EXERCISE PROMPT: Copy out word for word the lines from the start of the material through the line containing "Bar xyxy=(632,218,656,354)", including that line.

Element region listings:
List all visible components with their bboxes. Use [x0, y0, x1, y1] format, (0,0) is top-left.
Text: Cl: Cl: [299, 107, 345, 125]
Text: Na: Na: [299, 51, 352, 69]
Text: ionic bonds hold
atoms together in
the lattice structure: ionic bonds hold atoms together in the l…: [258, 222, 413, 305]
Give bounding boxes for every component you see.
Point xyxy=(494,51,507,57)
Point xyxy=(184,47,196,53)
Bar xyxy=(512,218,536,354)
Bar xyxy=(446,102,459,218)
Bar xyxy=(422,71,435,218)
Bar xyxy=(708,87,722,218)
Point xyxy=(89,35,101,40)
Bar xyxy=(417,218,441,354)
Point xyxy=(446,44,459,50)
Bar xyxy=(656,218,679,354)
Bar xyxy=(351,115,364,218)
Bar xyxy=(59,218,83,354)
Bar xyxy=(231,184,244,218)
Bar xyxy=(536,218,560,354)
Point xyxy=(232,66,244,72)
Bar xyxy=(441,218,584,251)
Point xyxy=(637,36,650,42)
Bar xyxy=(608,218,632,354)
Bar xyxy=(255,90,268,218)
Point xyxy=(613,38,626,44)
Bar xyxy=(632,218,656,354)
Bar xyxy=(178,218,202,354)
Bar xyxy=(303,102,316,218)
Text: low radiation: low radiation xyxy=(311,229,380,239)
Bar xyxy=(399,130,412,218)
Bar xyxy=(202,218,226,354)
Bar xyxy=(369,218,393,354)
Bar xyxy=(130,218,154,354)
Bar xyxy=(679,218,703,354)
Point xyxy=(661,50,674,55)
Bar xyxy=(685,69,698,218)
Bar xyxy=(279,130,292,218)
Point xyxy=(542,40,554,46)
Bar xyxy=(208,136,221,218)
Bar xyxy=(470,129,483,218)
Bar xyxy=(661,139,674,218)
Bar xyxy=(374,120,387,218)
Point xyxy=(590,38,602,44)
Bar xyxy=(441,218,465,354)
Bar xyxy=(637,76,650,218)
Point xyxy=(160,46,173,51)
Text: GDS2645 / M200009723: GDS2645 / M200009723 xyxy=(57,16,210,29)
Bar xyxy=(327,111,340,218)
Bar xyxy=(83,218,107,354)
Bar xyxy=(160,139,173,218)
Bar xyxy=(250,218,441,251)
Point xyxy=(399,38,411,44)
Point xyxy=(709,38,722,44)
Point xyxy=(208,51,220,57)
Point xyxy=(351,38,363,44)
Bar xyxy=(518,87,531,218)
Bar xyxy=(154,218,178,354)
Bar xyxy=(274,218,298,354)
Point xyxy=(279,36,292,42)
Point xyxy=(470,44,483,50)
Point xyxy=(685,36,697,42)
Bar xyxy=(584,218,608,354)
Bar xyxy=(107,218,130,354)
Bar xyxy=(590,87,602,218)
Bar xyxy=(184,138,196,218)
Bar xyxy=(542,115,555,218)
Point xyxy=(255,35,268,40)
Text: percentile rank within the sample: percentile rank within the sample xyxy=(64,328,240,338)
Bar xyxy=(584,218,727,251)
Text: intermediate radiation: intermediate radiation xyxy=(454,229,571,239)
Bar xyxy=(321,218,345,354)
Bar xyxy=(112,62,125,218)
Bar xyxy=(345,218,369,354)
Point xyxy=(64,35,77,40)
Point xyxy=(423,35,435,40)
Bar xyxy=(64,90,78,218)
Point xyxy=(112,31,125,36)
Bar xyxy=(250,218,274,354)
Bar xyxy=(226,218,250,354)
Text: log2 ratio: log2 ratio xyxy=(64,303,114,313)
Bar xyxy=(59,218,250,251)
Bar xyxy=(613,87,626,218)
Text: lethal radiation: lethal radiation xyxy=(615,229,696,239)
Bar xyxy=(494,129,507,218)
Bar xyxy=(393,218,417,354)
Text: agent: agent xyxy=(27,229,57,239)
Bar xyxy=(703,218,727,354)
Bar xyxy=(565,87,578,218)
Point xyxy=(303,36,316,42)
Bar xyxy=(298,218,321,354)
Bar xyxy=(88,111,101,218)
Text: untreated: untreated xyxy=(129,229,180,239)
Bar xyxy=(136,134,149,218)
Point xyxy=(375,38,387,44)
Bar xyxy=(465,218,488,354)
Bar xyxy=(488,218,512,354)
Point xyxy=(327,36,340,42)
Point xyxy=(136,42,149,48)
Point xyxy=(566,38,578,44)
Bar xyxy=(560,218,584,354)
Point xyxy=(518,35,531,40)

REPLY TO THE EXERCISE:
List all visible components with their bboxes. Use [x0, y0, x1, y1] format, (0,0) is top-left.
Text: Cl: Cl: [299, 107, 345, 125]
Text: Na: Na: [299, 51, 352, 69]
Text: ionic bonds hold
atoms together in
the lattice structure: ionic bonds hold atoms together in the l…: [258, 222, 413, 305]
Give bounding boxes for every component you see.
Point xyxy=(494,51,507,57)
Point xyxy=(184,47,196,53)
Bar xyxy=(512,218,536,354)
Bar xyxy=(446,102,459,218)
Bar xyxy=(422,71,435,218)
Bar xyxy=(708,87,722,218)
Point xyxy=(89,35,101,40)
Bar xyxy=(417,218,441,354)
Point xyxy=(446,44,459,50)
Bar xyxy=(656,218,679,354)
Bar xyxy=(351,115,364,218)
Bar xyxy=(59,218,83,354)
Bar xyxy=(231,184,244,218)
Bar xyxy=(536,218,560,354)
Point xyxy=(232,66,244,72)
Bar xyxy=(441,218,584,251)
Point xyxy=(637,36,650,42)
Bar xyxy=(608,218,632,354)
Bar xyxy=(255,90,268,218)
Point xyxy=(613,38,626,44)
Bar xyxy=(632,218,656,354)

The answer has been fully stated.